Reproduce every entry exactly, without alteration.

**Entries shown**
:::
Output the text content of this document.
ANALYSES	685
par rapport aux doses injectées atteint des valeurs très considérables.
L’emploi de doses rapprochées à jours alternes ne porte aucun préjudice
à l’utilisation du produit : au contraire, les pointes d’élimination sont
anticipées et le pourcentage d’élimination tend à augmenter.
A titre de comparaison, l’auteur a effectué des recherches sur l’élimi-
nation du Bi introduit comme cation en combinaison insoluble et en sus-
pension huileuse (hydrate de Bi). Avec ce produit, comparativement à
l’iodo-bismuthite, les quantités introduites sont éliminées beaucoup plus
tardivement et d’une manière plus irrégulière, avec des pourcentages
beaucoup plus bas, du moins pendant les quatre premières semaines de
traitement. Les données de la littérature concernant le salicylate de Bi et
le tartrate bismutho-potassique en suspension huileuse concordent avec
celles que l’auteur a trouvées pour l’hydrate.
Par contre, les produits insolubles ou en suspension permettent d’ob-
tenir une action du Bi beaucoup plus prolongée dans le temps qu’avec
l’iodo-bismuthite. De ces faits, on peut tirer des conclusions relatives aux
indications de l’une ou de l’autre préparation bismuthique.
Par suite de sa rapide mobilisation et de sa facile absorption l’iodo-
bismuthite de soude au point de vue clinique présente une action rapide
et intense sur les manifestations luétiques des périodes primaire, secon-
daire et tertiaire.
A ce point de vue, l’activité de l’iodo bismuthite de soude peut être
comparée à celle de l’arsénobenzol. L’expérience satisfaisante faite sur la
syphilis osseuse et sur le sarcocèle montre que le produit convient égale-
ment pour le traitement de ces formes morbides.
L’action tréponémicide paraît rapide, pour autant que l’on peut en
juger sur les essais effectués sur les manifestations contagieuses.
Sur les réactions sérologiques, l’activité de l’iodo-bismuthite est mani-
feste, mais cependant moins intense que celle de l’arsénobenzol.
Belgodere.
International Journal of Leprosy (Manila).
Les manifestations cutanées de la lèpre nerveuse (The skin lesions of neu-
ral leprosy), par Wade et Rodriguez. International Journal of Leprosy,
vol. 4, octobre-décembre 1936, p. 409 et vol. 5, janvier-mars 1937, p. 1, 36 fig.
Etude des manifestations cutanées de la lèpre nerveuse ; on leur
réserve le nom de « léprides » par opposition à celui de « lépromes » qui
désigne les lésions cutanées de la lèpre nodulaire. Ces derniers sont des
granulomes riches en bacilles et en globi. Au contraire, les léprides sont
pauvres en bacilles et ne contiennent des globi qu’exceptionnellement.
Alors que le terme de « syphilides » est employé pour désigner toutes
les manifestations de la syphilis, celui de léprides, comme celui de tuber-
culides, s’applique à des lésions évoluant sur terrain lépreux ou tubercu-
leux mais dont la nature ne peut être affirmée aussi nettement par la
:::
**Finished exercise**
Output the text content of this document.
ANALYSES	685
par rapport aux doses injectées atteint des valeurs très considérables.
L’emploi de doses rapprochées à jours alternes ne porte aucun préjudice
à l’utilisation du produit : au contraire, les pointes d’élimination sont
anticipées et le pourcentage d’élimination tend à augmenter.
A titre de comparaison, l’auteur a effectué des recherches sur l’élimi-
nation du Bi introduit comme cation en combinaison insoluble et en sus-
pension huileuse (hydrate de Bi). Avec ce produit, comparativement à
l’iodo-bismuthite, les quantités introduites sont éliminées beaucoup plus
tardivement et d’une manière plus irrégulière, avec des pourcentages
beaucoup plus bas, du moins pendant les quatre premières semaines de
traitement. Les données de la littérature concernant le salicylate de Bi et
le tartrate bismutho-potassique en suspension huileuse concordent avec
celles que l’auteur a trouvées pour l’hydrate.
Par contre, les produits insolubles ou en suspension permettent d’ob-
tenir une action du Bi beaucoup plus prolongée dans le temps qu’avec
l’iodo-bismuthite. De ces faits, on peut tirer des conclusions relatives aux
indications de l’une ou de l’autre préparation bismuthique.
Par suite de sa rapide mobilisation et de sa facile absorption l’iodo-
bismuthite de soude au point de vue clinique présente une action rapide
et intense sur les manifestations luétiques des périodes primaire, secon-
daire et tertiaire.
A ce point de vue, l’activité de l’iodo bismuthite de soude peut être
comparée à celle de l’arsénobenzol. L’expérience satisfaisante faite sur la
syphilis osseuse et sur le sarcocèle montre que le produit convient égale-
ment pour le traitement de ces formes morbides.
L’action tréponémicide paraît rapide, pour autant que l’on peut en
juger sur les essais effectués sur les manifestations contagieuses.
Sur les réactions sérologiques, l’activité de l’iodo-bismuthite est mani-
feste, mais cependant moins intense que celle de l’arsénobenzol.
Belgodere.
International Journal of Leprosy (Manila).
Les manifestations cutanées de la lèpre nerveuse (The skin lesions of neu-
ral leprosy), par Wade et Rodriguez. International Journal of Leprosy,
vol. 4, octobre-décembre 1936, p. 409 et vol. 5, janvier-mars 1937, p. 1, 36 fig.
Etude des manifestations cutanées de la lèpre nerveuse ; on leur
réserve le nom de « léprides » par opposition à celui de « lépromes » qui
désigne les lésions cutanées de la lèpre nodulaire. Ces derniers sont des
granulomes riches en bacilles et en globi. Au contraire, les léprides sont
pauvres en bacilles et ne contiennent des globi qu’exceptionnellement.
Alors que le terme de « syphilides » est employé pour désigner toutes
les manifestations de la syphilis, celui de léprides, comme celui de tuber-
culides, s’applique à des lésions évoluant sur terrain lépreux ou tubercu-
leux mais dont la nature ne peut être affirmée aussi nettement par la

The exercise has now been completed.